Exercise:
Please return all lines from the records below that include the string "työjärjestykseksi".

Transcript entries for document pages:
*****

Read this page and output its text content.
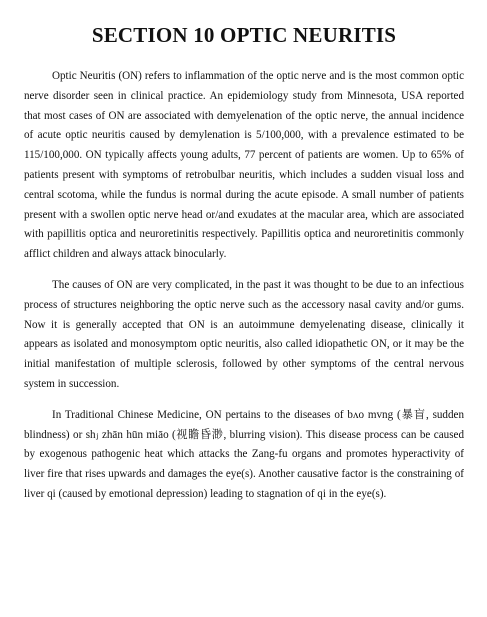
SECTION 10 OPTIC NEURITIS

Optic Neuritis (ON) refers to inflammation of the optic nerve and is the most common optic nerve disorder seen in clinical practice. An epidemiology study from Minnesota, USA reported that most cases of ON are associated with demyelenation of the optic nerve, the annual incidence of acute optic neuritis caused by demylenation is 5/100,000, with a prevalence estimated to be 115/100,000. ON typically affects young adults, 77 percent of patients are women. Up to 65% of patients present with symptoms of retrobulbar neuritis, which includes a sudden visual loss and central scotoma, while the fundus is normal during the acute episode. A small number of patients present with a swollen optic nerve head or/and exudates at the macular area, which are associated with papillitis optica and neuroretinitis respectively. Papillitis optica and neuroretinitis commonly afflict children and always attack binocularly.

The causes of ON are very complicated, in the past it was thought to be due to an infectious process of structures neighboring the optic nerve such as the accessory nasal cavity and/or gums. Now it is generally accepted that ON is an autoimmune demyelenating disease, clinically it appears as isolated and monosymptom optic neuritis, also called idiopathetic ON, or it may be the initial manifestation of multiple sclerosis, followed by other symptoms of the central nervous system in succession.

In Traditional Chinese Medicine, ON pertains to the diseases of bʌo mvng (暴盲, sudden blindness) or shⱼ zhān hūn miāo (视瞻昏渺, blurring vision). This disease process can be caused by exogenous pathogenic heat which attacks the Zang-fu organs and promotes hyperactivity of liver fire that rises upwards and damages the eye(s). Another causative factor is the constraining of liver qi (caused by emotional depression) leading to stagnation of qi in the eye(s).
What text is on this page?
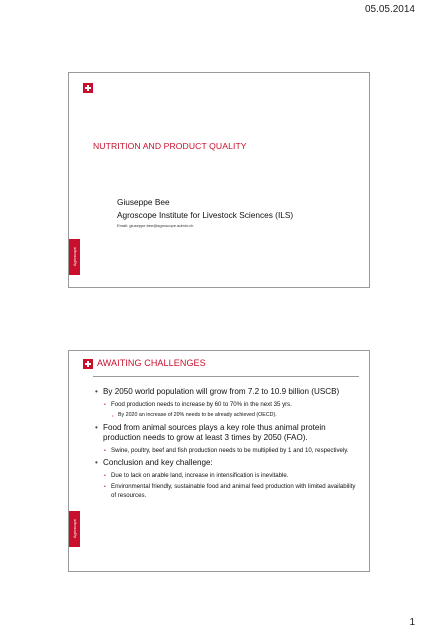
05.05.2014
NUTRITION AND PRODUCT QUALITY

Giuseppe Bee

Agroscope Institute for Livestock Sciences (ILS)

Email: giuseppe.bee@agroscope.admin.ch

Agroscope
AWAITING CHALLENGES

• By 2050 world population will grow from 7.2 to 10.9 billion (USCB)

• Food production needs to increase by 60 to 70% in the next 35 yrs.

• By 2020 an increase of 20% needs to be already achieved (OECD).

• Food from animal sources plays a key role thus animal protein production needs to grow at least 3 times by 2050 (FAO).

• Swine, poultry, beef and fish production needs to be multiplied by 1 and 10, respectively.

• Conclusion and key challenge:

• Due to lack on arable land, increase in intensification is inevitable.

• Environmental friendly, sustainable food and animal feed production with limited availability of resources.

Agroscope
1
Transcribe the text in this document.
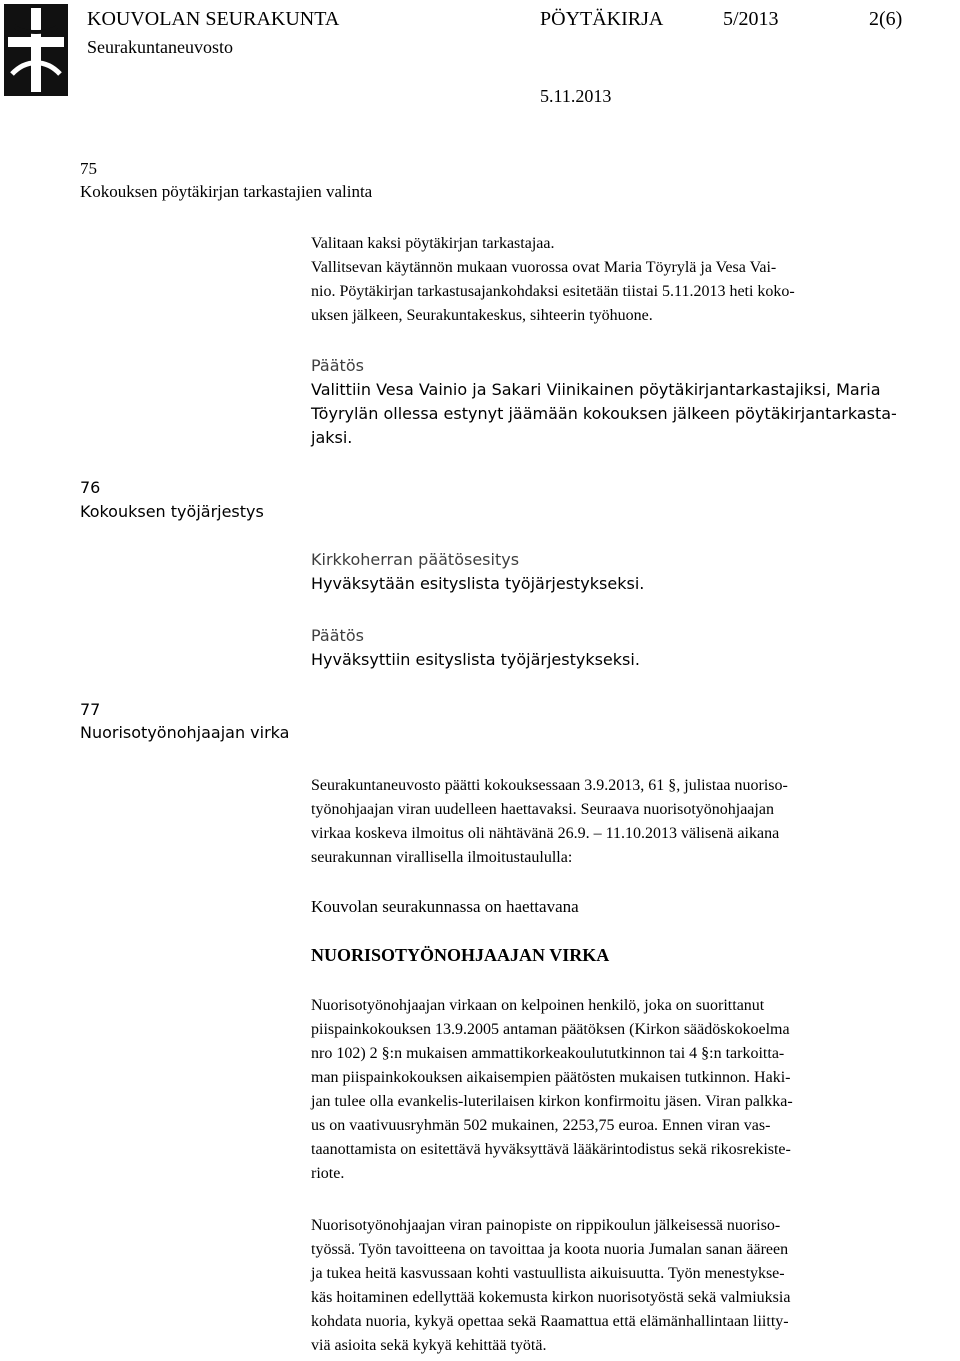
KOUVOLAN SEURAKUNTA
Seurakuntaneuvosto
PÖYTÄKIRJA	5/2013	2(6)
5.11.2013
75
Kokouksen pöytäkirjan tarkastajien valinta
Valitaan kaksi pöytäkirjan tarkastajaa.
Vallitsevan käytännön mukaan vuorossa ovat Maria Töyrylä ja Vesa Vai-
nio. Pöytäkirjan tarkastusajankohdaksi esitetään tiistai 5.11.2013 heti koko-
uksen jälkeen, Seurakuntakeskus, sihteerin työhuone.
Päätös
Valittiin Vesa Vainio ja Sakari Viinikainen pöytäkirjantarkastajiksi, Maria
Töyrylän ollessa estynyt jäämään kokouksen jälkeen pöytäkirjantarkasta-
jaksi.
76
Kokouksen työjärjestys
Kirkkoherran päätösesitys
Hyväksytään esityslista työjärjestykseksi.
Päätös
Hyväksyttiin esityslista työjärjestykseksi.
77
Nuorisotyönohjaajan virka
Seurakuntaneuvosto päätti kokouksessaan 3.9.2013, 61 §, julistaa nuoriso-
työnohjaajan viran uudelleen haettavaksi. Seuraava nuorisotyönohjaajan
virkaa koskeva ilmoitus oli nähtävänä 26.9. – 11.10.2013 välisenä aikana
seurakunnan virallisella ilmoitustaululla:
Kouvolan seurakunnassa on haettavana
NUORISOTYÖNOHJAAJAN VIRKA
Nuorisotyönohjaajan virkaan on kelpoinen henkilö, joka on suorittanut
piispainkokouksen 13.9.2005 antaman päätöksen (Kirkon säädöskokoelma
nro 102) 2 §:n mukaisen ammattikorkeakoulututkinnon tai 4 §:n tarkoitta-
man piispainkokouksen aikaisempien päätösten mukaisen tutkinnon. Haki-
jan tulee olla evankelis-luterilaisen kirkon konfirmoitu jäsen. Viran palkka-
us on vaativuusryhmän 502 mukainen, 2253,75 euroa. Ennen viran vas-
taanottamista on esitettävä hyväksyttävä lääkärintodistus sekä rikosrekiste-
riote.
Nuorisotyönohjaajan viran painopiste on rippikoulun jälkeisessä nuoriso-
työssä. Työn tavoitteena on tavoittaa ja koota nuoria Jumalan sanan ääreen
ja tukea heitä kasvussaan kohti vastuullista aikuisuutta. Työn menestykse-
käs hoitaminen edellyttää kokemusta kirkon nuorisotyöstä sekä valmiuksia
kohdata nuoria, kykyä opettaa sekä Raamattua että elämänhallintaan liitty-
viä asioita sekä kykyä kehittää työtä.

*****

Result of the task:
Hyväksytään esityslista työjärjestykseksi.
Hyväksyttiin esityslista työjärjestykseksi.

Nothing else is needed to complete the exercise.